■ TEXTO DEL DOCUMENTO
┌──

Ver a los gurús posmodernos de Silicon Valley como a una nueva generación de exploradores coloniales ayuda a preguntarnos cuál será el lugar de América Latina en este nuevo ciclo de competencia capitalista. A diferencia de la carrera espacial durante la Guerra Fría, la revolución en curso no será televisada. Es decir, no es ni será un evento que compartiremos y discutiremos en familia a la hora de la cena. Los medios de comunicación desaparecen junto al rito de consumir noticias e información de forma gregaria. Los políticos, al mismo tiempo, han perdido el interés por discutir el presente y le han cedido el timón a los aventureros y al mercado. En este contexto, es probable que cada individuo tendrá que enterarse de lo que ocurre por su propia cuenta, en un paisaje plagado de noticias falsas y teorías de la conspiración como agujeros negros. En medio de este bosque confuso sin lugar para la inocencia, el desafío de vivir en América Latina demanda la capacidad de entender el lugar periférico y frágil que ocupamos en este nuevo ciclo colonial.

└──

■ APLICA LO LEÍDO
1. Responde según el texto sobre Silicon Valley y América Latina:
(a) ¿Con qué carrera se contrasta la revolución en curso?
(b) ¿A quiénes les cedieron el timón los políticos?
(c) ¿Qué lugar ocupa América Latina en el nuevo ciclo colonial, según el texto?
2. Sigue escribiendo el texto sobre Silicon Valley y América Latina a partir de su última oración.

■ LISTADO PROPORCIONADO
┌──

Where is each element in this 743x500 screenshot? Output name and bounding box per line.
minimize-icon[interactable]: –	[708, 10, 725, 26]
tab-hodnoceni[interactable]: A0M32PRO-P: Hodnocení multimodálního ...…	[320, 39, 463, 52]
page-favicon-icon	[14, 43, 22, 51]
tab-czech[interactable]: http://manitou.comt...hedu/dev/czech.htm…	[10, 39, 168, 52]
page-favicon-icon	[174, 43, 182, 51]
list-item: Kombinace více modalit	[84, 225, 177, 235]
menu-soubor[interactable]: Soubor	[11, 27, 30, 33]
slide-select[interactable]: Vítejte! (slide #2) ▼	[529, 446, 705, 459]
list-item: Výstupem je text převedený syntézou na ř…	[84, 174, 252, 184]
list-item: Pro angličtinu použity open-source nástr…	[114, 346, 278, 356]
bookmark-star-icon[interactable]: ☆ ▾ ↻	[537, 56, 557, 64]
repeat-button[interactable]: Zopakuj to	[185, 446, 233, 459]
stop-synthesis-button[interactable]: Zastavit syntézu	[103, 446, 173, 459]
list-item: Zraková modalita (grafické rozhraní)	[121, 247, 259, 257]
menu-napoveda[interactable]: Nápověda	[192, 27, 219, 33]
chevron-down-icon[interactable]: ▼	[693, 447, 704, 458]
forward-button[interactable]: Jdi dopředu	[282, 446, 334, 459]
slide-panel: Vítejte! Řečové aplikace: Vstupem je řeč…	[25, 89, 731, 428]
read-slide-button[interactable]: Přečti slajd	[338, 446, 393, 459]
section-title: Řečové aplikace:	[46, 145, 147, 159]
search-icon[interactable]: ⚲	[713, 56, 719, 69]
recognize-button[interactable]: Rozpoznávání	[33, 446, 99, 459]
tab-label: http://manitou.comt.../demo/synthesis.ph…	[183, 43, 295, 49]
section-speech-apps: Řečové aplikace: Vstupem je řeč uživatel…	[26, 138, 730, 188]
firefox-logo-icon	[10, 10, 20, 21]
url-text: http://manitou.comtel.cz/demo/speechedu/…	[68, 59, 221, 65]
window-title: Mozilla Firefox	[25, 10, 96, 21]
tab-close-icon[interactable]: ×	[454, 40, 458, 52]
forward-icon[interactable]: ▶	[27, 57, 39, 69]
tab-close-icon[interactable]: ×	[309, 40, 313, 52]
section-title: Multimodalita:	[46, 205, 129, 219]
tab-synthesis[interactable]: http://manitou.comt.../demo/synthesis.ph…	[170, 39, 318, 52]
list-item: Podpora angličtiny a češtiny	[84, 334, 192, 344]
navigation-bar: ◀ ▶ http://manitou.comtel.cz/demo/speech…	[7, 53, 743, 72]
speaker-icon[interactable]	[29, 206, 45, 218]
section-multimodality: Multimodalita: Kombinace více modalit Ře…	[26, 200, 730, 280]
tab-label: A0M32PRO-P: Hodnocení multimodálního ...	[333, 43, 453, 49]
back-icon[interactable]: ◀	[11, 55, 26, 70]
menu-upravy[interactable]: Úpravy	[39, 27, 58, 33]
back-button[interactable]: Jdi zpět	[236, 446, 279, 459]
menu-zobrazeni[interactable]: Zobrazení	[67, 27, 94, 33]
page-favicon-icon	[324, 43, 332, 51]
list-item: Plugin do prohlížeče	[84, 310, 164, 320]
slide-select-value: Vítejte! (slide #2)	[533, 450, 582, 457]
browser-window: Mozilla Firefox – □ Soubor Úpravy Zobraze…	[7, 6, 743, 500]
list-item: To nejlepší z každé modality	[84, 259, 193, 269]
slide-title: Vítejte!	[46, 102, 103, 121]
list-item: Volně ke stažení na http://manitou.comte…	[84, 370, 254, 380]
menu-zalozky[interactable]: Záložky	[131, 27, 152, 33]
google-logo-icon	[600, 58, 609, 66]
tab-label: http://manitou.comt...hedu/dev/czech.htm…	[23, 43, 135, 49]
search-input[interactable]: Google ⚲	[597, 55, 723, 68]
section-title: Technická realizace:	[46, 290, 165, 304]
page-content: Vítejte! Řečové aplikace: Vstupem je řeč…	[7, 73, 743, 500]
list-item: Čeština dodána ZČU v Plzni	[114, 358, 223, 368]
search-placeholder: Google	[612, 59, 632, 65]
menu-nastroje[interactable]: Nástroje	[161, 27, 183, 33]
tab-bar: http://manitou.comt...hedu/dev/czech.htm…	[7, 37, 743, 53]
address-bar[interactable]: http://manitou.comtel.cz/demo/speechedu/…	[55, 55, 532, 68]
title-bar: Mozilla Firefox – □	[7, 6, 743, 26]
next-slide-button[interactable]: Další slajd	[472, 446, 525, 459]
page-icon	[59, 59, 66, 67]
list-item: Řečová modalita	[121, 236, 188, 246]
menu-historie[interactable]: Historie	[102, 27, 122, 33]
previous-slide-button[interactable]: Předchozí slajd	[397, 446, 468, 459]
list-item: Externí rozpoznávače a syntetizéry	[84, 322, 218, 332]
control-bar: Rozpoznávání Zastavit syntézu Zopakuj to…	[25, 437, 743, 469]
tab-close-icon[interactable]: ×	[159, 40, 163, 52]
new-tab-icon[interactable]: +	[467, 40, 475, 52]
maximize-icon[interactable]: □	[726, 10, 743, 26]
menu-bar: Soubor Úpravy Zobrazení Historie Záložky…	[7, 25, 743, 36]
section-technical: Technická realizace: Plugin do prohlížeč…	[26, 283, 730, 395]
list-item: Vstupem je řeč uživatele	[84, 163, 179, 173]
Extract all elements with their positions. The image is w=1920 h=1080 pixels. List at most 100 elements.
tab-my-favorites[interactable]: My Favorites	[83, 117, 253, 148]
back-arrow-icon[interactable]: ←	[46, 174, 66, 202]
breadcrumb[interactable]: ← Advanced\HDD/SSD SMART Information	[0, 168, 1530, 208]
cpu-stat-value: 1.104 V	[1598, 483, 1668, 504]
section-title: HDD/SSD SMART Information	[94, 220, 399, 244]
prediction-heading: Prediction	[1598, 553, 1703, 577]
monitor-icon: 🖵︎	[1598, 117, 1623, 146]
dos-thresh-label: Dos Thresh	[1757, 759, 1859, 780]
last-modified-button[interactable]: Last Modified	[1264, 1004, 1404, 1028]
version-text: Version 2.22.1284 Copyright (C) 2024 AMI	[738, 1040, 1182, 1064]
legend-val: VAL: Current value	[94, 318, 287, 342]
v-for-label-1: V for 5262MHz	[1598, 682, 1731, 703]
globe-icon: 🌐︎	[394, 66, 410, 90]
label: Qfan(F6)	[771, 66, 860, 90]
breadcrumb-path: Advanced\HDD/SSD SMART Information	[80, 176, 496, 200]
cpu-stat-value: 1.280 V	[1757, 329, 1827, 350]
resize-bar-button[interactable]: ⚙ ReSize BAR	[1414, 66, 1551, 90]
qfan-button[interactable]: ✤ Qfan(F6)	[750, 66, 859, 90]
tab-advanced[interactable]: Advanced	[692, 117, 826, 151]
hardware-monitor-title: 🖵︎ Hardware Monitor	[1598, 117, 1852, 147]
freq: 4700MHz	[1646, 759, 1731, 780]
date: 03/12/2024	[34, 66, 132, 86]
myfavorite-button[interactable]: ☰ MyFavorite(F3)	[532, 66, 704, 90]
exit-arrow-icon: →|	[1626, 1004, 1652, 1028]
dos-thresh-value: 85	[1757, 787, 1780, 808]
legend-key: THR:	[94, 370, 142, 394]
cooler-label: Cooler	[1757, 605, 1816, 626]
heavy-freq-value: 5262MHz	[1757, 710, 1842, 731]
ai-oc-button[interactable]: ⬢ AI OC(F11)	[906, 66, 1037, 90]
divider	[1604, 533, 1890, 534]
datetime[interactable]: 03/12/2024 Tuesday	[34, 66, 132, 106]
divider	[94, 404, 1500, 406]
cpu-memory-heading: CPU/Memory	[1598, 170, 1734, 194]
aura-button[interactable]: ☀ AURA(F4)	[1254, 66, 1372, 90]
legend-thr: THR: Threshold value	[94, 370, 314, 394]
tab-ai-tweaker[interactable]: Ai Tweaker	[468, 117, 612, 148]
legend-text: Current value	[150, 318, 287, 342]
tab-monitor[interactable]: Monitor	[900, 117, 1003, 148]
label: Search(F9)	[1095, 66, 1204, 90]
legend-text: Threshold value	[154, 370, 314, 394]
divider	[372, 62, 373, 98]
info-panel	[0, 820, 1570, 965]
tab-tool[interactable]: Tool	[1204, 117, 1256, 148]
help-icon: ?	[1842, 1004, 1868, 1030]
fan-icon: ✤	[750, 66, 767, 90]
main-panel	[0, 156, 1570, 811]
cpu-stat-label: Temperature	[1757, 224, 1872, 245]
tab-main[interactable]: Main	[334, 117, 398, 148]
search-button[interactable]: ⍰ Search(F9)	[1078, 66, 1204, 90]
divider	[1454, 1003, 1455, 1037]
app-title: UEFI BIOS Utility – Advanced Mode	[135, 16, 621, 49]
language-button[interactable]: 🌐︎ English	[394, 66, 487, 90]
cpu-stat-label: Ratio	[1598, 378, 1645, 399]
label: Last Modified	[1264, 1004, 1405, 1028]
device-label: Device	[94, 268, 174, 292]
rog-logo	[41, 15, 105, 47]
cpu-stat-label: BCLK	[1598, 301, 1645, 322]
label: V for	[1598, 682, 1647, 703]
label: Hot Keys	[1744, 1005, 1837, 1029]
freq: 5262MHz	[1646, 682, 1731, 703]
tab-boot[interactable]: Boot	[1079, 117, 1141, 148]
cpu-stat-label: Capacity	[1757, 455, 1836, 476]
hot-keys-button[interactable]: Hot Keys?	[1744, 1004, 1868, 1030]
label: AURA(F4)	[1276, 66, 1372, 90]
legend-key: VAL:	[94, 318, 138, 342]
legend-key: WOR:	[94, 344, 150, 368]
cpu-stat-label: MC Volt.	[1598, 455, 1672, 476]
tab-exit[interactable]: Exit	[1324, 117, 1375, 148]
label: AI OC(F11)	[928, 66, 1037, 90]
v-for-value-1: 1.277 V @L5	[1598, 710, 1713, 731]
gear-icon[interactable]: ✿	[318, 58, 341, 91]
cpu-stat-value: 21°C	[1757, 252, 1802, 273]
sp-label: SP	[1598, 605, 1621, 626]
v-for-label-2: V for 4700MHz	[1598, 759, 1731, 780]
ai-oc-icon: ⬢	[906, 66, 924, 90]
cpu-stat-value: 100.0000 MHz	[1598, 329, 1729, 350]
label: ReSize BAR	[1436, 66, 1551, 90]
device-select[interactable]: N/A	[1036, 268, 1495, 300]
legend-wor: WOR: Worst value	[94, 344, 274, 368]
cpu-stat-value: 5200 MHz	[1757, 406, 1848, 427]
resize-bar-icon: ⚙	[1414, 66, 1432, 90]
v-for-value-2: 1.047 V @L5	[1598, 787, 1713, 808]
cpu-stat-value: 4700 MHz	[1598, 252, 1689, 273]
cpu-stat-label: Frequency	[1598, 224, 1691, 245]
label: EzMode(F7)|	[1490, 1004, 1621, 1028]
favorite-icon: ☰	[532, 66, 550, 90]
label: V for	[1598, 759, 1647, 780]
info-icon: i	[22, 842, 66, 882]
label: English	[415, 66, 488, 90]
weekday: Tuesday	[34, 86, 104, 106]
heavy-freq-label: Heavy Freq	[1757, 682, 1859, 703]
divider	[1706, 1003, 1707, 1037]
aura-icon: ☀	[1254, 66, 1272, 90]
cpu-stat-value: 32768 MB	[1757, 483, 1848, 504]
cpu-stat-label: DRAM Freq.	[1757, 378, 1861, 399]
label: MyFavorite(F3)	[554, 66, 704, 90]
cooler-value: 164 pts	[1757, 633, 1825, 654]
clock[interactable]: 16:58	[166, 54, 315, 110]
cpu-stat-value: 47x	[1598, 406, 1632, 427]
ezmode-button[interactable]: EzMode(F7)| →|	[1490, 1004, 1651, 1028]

└──

■ RESPUESTAS POR TAREA
1.
(a) Con la carrera espacial durante la Guerra Fría.
(b) A los aventureros y al mercado.
(c) Un lugar periférico y frágil.

2.
Escribo estos apuntes apurados en mi celular mientras espero mi turno en una oficina estatal en Santiago de Chile, adonde he tenido que materializarme en persona para que alguien me selle un documento. Técnicamente, el trámite debería poder ser realizado de forma virtual, pero la burocracia es todavía una forma de emplear a seres humanos. Una docena de funcionarios se turnan para asistir a medio centenar de usuarios. Si esta escena ocurriera a inicios de siglo, muchos estaríamos dormitando ante el suplicio de la espera o nos abanicaríamos con diarios de papel. Ahora todos tenemos los ojos muy abiertos y clavados en las pequeñas pantallas de nuestros teléfonos. A mi lado, una señora juega una versión lisérgica de Tetris; otros ven reels de Instagram, películas, videos de TikTok; de rato en rato, entramos a Whatsapp, respondemos mensajes, enviamos audios, compartimos stickers de Pedro Pascal. Hay un ritmo casi coreográfico en nuestro comportamiento. La sala de espera donde somos ciudadanos haciendo trámites es, al mismo tiempo, una fábrica donde todos somos obreros produciendo datos para alimentar a los múltiples proyectos de Inteligencia Artificial.
Elon Musk dice que en tres años la IA será capaz de escribir ella solita novelas tipo la saga de Harry Potter. ¿Qué será para entonces de la literatura, del periodismo, del mundo del trabajo? Escucho esas declaraciones en mis audífonos sin dejar de teclear con los pulgares.